--- SOURCE RECORDS ---
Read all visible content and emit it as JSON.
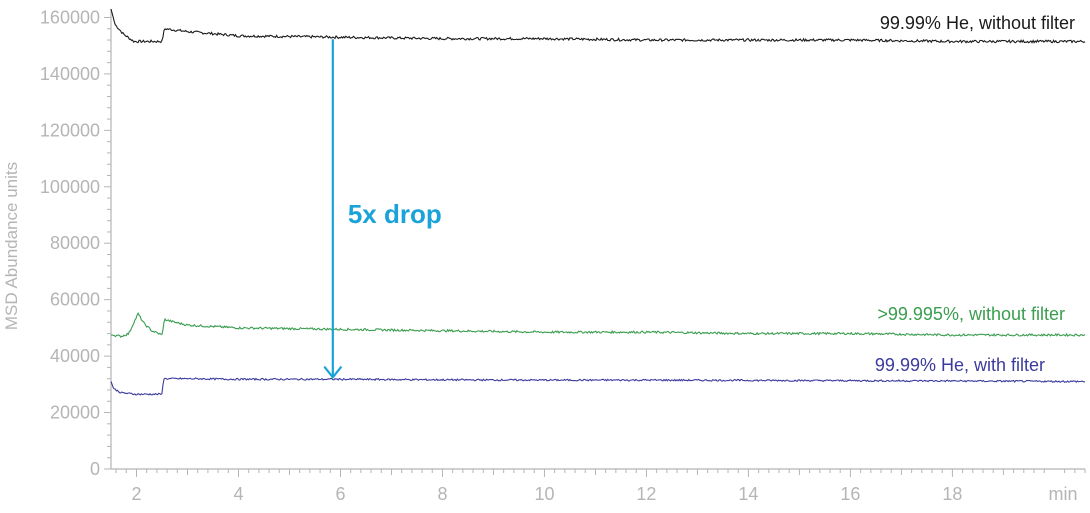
{
  "chart_data": {
    "type": "line",
    "title": "",
    "xlabel": "",
    "ylabel": "MSD Abundance units",
    "x_unit_label": "min",
    "xlim": [
      1.5,
      20.6
    ],
    "ylim": [
      0,
      163000
    ],
    "x_ticks": [
      2,
      4,
      6,
      8,
      10,
      12,
      14,
      16,
      18
    ],
    "y_ticks": [
      0,
      20000,
      40000,
      60000,
      80000,
      100000,
      120000,
      140000,
      160000
    ],
    "grid": false,
    "legend": "none",
    "series": [
      {
        "name": "99.99% He, without filter",
        "color": "#1a1a1a",
        "points": [
          [
            1.5,
            163000
          ],
          [
            1.58,
            157500
          ],
          [
            1.75,
            154000
          ],
          [
            1.95,
            151500
          ],
          [
            2.3,
            151500
          ],
          [
            2.5,
            151500
          ],
          [
            2.55,
            156000
          ],
          [
            3.0,
            155000
          ],
          [
            4.0,
            153500
          ],
          [
            6.0,
            153000
          ],
          [
            8.0,
            152500
          ],
          [
            10.0,
            152500
          ],
          [
            12.0,
            152000
          ],
          [
            14.0,
            152000
          ],
          [
            16.0,
            152000
          ],
          [
            18.0,
            151500
          ],
          [
            20.6,
            151500
          ]
        ]
      },
      {
        "name": ">99.995%, without filter",
        "color": "#3a9d4f",
        "points": [
          [
            1.5,
            47500
          ],
          [
            1.7,
            47000
          ],
          [
            1.85,
            48000
          ],
          [
            1.95,
            52000
          ],
          [
            2.03,
            55000
          ],
          [
            2.15,
            51500
          ],
          [
            2.3,
            49000
          ],
          [
            2.5,
            47500
          ],
          [
            2.55,
            53000
          ],
          [
            2.75,
            52000
          ],
          [
            3.0,
            51000
          ],
          [
            4.0,
            50000
          ],
          [
            6.0,
            49500
          ],
          [
            8.0,
            49000
          ],
          [
            10.0,
            48500
          ],
          [
            12.0,
            48500
          ],
          [
            14.0,
            48000
          ],
          [
            16.0,
            48000
          ],
          [
            18.0,
            47500
          ],
          [
            20.6,
            47500
          ]
        ]
      },
      {
        "name": "99.99% He, with filter",
        "color": "#3b3b9e",
        "points": [
          [
            1.5,
            31000
          ],
          [
            1.55,
            28500
          ],
          [
            1.7,
            27000
          ],
          [
            2.0,
            26500
          ],
          [
            2.5,
            26500
          ],
          [
            2.53,
            32000
          ],
          [
            3.0,
            32000
          ],
          [
            4.0,
            31800
          ],
          [
            6.0,
            31800
          ],
          [
            8.0,
            31600
          ],
          [
            10.0,
            31500
          ],
          [
            12.0,
            31500
          ],
          [
            14.0,
            31400
          ],
          [
            16.0,
            31300
          ],
          [
            18.0,
            31200
          ],
          [
            20.6,
            31000
          ]
        ]
      }
    ],
    "annotations": [
      {
        "label": "5x drop",
        "color": "#1aa3d9",
        "x": 5.85,
        "y_from": 153000,
        "y_to": 31800
      }
    ]
  }
}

--- WHAT IS REQUIRED ---
Write out each entry exactly as given, omitting any picture.

--- EXERCISE ANSWER ---
Read all visible content and emit it as JSON.
{
  "chart_data": {
    "type": "line",
    "title": "",
    "xlabel": "",
    "ylabel": "MSD Abundance units",
    "x_unit_label": "min",
    "xlim": [
      1.5,
      20.6
    ],
    "ylim": [
      0,
      163000
    ],
    "x_ticks": [
      2,
      4,
      6,
      8,
      10,
      12,
      14,
      16,
      18
    ],
    "y_ticks": [
      0,
      20000,
      40000,
      60000,
      80000,
      100000,
      120000,
      140000,
      160000
    ],
    "grid": false,
    "legend": "none",
    "series": [
      {
        "name": "99.99% He, without filter",
        "color": "#1a1a1a",
        "points": [
          [
            1.5,
            163000
          ],
          [
            1.58,
            157500
          ],
          [
            1.75,
            154000
          ],
          [
            1.95,
            151500
          ],
          [
            2.3,
            151500
          ],
          [
            2.5,
            151500
          ],
          [
            2.55,
            156000
          ],
          [
            3.0,
            155000
          ],
          [
            4.0,
            153500
          ],
          [
            6.0,
            153000
          ],
          [
            8.0,
            152500
          ],
          [
            10.0,
            152500
          ],
          [
            12.0,
            152000
          ],
          [
            14.0,
            152000
          ],
          [
            16.0,
            152000
          ],
          [
            18.0,
            151500
          ],
          [
            20.6,
            151500
          ]
        ]
      },
      {
        "name": ">99.995%, without filter",
        "color": "#3a9d4f",
        "points": [
          [
            1.5,
            47500
          ],
          [
            1.7,
            47000
          ],
          [
            1.85,
            48000
          ],
          [
            1.95,
            52000
          ],
          [
            2.03,
            55000
          ],
          [
            2.15,
            51500
          ],
          [
            2.3,
            49000
          ],
          [
            2.5,
            47500
          ],
          [
            2.55,
            53000
          ],
          [
            2.75,
            52000
          ],
          [
            3.0,
            51000
          ],
          [
            4.0,
            50000
          ],
          [
            6.0,
            49500
          ],
          [
            8.0,
            49000
          ],
          [
            10.0,
            48500
          ],
          [
            12.0,
            48500
          ],
          [
            14.0,
            48000
          ],
          [
            16.0,
            48000
          ],
          [
            18.0,
            47500
          ],
          [
            20.6,
            47500
          ]
        ]
      },
      {
        "name": "99.99% He, with filter",
        "color": "#3b3b9e",
        "points": [
          [
            1.5,
            31000
          ],
          [
            1.55,
            28500
          ],
          [
            1.7,
            27000
          ],
          [
            2.0,
            26500
          ],
          [
            2.5,
            26500
          ],
          [
            2.53,
            32000
          ],
          [
            3.0,
            32000
          ],
          [
            4.0,
            31800
          ],
          [
            6.0,
            31800
          ],
          [
            8.0,
            31600
          ],
          [
            10.0,
            31500
          ],
          [
            12.0,
            31500
          ],
          [
            14.0,
            31400
          ],
          [
            16.0,
            31300
          ],
          [
            18.0,
            31200
          ],
          [
            20.6,
            31000
          ]
        ]
      }
    ],
    "annotations": [
      {
        "label": "5x drop",
        "color": "#1aa3d9",
        "x": 5.85,
        "y_from": 153000,
        "y_to": 31800
      }
    ]
  }
}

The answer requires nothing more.